--- Problem statement ---
Reproduce verbatim the stretch of the listing below from its first line through the line containing "question-text-line: En vous", both included.

--- Dataset rows ---
((
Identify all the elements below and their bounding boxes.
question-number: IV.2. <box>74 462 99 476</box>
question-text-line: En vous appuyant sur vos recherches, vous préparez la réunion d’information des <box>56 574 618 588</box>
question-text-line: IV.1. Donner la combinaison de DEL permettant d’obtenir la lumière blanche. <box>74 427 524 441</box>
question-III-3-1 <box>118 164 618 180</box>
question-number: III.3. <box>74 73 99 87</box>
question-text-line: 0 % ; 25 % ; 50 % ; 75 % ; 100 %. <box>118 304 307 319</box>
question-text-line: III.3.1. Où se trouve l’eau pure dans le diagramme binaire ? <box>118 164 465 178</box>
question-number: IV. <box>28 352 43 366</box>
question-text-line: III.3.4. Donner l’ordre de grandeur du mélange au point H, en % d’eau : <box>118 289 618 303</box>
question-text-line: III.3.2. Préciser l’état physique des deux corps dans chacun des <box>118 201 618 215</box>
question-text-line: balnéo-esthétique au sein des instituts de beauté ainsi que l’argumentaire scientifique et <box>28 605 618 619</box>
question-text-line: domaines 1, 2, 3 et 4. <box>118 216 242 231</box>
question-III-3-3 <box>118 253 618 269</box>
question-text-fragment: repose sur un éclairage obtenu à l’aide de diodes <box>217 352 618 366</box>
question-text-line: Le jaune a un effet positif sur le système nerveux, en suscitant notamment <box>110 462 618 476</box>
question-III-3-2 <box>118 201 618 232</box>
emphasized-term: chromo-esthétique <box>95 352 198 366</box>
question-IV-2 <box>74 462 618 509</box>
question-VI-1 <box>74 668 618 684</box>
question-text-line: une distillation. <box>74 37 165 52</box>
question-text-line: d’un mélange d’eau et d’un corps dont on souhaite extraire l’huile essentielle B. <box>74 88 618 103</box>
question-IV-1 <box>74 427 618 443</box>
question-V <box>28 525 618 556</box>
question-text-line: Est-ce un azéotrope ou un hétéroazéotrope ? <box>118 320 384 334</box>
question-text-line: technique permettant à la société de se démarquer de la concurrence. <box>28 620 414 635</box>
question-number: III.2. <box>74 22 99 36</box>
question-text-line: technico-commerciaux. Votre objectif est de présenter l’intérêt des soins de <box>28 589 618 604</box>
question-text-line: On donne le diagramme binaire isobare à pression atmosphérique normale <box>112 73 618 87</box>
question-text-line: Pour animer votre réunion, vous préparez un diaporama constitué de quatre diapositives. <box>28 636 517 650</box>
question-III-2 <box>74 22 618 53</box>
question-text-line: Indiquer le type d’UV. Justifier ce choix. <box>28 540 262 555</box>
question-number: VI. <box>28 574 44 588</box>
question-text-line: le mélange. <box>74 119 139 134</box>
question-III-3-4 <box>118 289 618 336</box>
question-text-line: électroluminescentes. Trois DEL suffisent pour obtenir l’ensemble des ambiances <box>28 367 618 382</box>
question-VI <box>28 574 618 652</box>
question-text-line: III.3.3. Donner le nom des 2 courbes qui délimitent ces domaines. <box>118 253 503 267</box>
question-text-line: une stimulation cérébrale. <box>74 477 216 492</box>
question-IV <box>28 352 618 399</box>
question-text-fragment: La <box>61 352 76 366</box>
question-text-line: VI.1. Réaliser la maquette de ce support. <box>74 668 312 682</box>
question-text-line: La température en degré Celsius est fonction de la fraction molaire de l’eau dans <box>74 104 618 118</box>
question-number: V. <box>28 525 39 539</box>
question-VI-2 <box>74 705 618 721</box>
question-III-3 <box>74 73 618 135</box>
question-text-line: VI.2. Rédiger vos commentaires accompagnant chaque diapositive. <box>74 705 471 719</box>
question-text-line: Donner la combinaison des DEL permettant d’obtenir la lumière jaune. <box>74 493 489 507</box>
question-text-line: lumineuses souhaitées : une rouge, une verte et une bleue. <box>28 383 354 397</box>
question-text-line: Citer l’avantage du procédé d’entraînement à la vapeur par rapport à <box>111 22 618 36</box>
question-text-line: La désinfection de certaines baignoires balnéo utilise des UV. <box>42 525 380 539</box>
))
--- Task output ---
Identify all the elements below and their bounding boxes.
question-number: IV.2. <box>74 462 99 476</box>
question-text-line: En vous appuyant sur vos recherches, vous préparez la réunion d’information des <box>56 574 618 588</box>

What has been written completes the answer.